** Activity 1 **
In the Terraform deployment text, what total clock time does the sample time output show?
** Activity 2 **
From the Terraform deployment text, reproduce the part that opens with the words containing "CAUTION: You should" and closes with "your browser bookmarks.".

──────── Text provided

If successful, you should see metadata output about the instance just created:
cluster_security_group_arn = "arn:aws:ec2:us-west-2:123456789123:security-group/sg-081e335dd11b10860" cluster_security_group_id = "sg-081e335dd11b10860" eks_cluster_arn = "arn:aws:eks:us-west-2:123456789123:cluster/dev-blazer-eks" eks_cluster_certificate_authority_data = "...==" eks_cluster_endpoint = "https://1A2B3C4D5E6F4B5F9C8FC755105FAA00.gr7.us-west-2.eks.amazonaws.com" eks_cluster_name = "dev-blazer-eks" eks_cluster_oidc_issuer_url = "https://oidc.eks.us-west-2.amazonaws.com/id/1A2B3C4D5E6F4B5F9C8FC755105FAA00" eks_cluster_platform_version = "eks.15" eks_cluster_status = "ACTIVE" kubeconfig_filename = <<EOT /Users/wilsonmar/githubs/csp-k8s-hcp/examples/full-deploy/apiVersion: v1 kind: ConfigMap metadata: name: aws-auth namespace: kube-system data: mapRoles: | - rolearn: arn:aws:iam::123456789123:role/node_group_01-eks-node-group-12340214203844029700000001 username: system:node:{{EC2PrivateDNSName}} groups: - system:bootstrappers - system:nodes EOT node_security_group_arn = "arn:aws:ec2:us-west-2:123456789123:security-group/sg-abcdef123456789abc" node_security_group_id = "sg-abcdef123456789abc" vault_private_url = "https://hcp-vault-private-vault-9577a2dc.993dfd61.z1.hashicorp.cloud:8200" vault_public_url = "https://hcp-vault-public-vault-9577a2dc.993dfd61.z1.hashicorp.cloud:8200" vault_root_token = <sensitive<
This sample time output shows 22 minutes 11 seconds total clock time:
terraform apply -auto-approve 7.71s user 3.53s system 0% cpu 22:11.66 total
One helpful design feature of Terraform HCL is that it's "declarative". So terraform apply can be run again. A sample response if no changes need to be made:
No changes. Your infrastructure matches the configuration. Terraform has compared your real infrastructure against your configuration and found no differences, so no changes are needed.
NOTE: Terraform verifies the status of resources in the cloud, but does not verify the correctness of API calls to each service.
Switch back to the HCP screen to confirm what has been built:
-
In an internet browser, go to the HCP portal Dashboard at https://portal.cloud.hashicorp.com
-
Click the blue "View Vault".
-
Click the Vault ID text -- the text above "Running" for the Overview page for your Vault instance managed by HCP. The Cluster Details page should appear, such as this:
Notice that the instance created is an instance that's "Extra Small", with No HA (High Availability) of clusters duplicated across several Availability Zones.
CAUTION: You should not rely on a Development instance for productive use. Data in Development instances are forever lost when the server is stopped.
-
PROTIP: For quicker access in the future, save the URL in your browser bookmarks.
-
Use the AWS Account, User Name, and Password associated with the AWS variables mentioned above to view different services in the AWS Management Console GUI AWS Cost Explorer:
- Elastic Kubernetes Service Node Groups (generated), EKS cluster
- VPC (Virtual Private Cloud) Peering connections, NAT Gateways, Network interfaces, Subnets, Internet Gateways, Route Tables, Network ACLs, Peering, etc.

────────────────
──────── Dataset extract

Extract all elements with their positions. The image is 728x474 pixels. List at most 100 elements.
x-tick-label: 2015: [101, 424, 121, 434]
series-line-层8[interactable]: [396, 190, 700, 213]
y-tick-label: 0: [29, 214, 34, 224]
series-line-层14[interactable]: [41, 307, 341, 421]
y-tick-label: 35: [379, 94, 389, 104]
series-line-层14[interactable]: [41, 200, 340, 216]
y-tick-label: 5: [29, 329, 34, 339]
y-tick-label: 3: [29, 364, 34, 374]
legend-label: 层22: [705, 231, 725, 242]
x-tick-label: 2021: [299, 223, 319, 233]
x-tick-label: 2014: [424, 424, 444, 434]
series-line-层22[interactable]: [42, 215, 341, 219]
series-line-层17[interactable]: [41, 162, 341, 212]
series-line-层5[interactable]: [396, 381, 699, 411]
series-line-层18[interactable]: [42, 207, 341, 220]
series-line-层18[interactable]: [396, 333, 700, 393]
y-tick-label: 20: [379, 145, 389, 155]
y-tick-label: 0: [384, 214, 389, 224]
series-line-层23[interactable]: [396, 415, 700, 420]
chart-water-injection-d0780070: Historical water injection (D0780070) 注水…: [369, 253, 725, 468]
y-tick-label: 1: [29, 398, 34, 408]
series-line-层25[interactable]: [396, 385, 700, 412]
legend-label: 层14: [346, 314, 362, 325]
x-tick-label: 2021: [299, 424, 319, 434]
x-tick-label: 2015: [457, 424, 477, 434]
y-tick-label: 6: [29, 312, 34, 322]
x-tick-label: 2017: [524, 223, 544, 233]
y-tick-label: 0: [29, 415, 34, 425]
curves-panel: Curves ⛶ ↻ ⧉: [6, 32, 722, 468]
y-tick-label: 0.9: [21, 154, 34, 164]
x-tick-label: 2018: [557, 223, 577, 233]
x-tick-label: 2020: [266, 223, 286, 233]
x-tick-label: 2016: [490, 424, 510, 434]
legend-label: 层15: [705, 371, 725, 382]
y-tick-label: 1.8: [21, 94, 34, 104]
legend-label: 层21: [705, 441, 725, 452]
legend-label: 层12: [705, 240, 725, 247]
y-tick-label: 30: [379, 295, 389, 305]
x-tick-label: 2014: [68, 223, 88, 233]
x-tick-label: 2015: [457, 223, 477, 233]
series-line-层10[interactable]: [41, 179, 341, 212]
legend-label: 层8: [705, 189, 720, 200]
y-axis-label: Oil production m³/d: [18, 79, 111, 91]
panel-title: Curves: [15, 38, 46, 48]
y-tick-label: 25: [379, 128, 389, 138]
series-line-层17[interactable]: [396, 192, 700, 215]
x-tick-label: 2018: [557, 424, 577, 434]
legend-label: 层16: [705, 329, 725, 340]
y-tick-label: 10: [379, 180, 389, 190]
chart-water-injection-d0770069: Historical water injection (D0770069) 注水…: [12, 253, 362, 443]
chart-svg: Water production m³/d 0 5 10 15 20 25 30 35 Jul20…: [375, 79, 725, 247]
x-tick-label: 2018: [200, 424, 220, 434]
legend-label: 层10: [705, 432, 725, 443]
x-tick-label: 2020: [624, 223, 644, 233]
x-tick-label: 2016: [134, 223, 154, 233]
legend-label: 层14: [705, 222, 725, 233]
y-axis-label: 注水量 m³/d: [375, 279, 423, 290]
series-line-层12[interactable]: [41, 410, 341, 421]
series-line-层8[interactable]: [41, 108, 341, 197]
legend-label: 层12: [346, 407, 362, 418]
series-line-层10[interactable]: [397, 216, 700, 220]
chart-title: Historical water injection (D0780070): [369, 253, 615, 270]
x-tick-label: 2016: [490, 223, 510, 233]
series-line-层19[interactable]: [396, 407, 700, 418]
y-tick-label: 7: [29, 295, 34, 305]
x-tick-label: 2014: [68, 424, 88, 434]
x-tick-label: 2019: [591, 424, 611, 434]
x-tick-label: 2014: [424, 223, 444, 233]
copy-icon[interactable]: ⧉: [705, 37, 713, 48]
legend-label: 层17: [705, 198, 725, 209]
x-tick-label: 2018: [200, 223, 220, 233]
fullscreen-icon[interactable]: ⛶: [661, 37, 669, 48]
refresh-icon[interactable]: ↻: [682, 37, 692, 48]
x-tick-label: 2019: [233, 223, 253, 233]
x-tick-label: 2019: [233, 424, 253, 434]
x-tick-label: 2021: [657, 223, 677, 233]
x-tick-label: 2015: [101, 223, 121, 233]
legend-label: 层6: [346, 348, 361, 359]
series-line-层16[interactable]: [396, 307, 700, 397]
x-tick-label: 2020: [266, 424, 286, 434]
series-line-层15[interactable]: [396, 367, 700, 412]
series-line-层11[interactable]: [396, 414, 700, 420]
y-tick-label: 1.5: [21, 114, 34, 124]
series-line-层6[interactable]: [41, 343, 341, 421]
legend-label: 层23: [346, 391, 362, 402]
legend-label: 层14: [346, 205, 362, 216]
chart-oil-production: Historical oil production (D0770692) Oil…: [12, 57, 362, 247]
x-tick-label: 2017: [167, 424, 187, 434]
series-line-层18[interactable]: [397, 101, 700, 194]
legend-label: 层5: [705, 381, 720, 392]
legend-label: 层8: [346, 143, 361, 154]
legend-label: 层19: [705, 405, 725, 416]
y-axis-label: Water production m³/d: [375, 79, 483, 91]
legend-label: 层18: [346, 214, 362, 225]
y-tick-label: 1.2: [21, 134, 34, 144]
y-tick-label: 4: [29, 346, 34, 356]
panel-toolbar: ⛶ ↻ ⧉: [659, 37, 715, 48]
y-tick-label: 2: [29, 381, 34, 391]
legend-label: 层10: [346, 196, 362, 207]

────────────────

** Written answer 1 **
22 minutes 11 seconds.

** Written answer 2 **
CAUTION: You should not rely on a Development instance for productive use. Data in Development instances are forever lost when the server is stopped.
-
PROTIP: For quicker access in the future, save the URL in your browser bookmarks.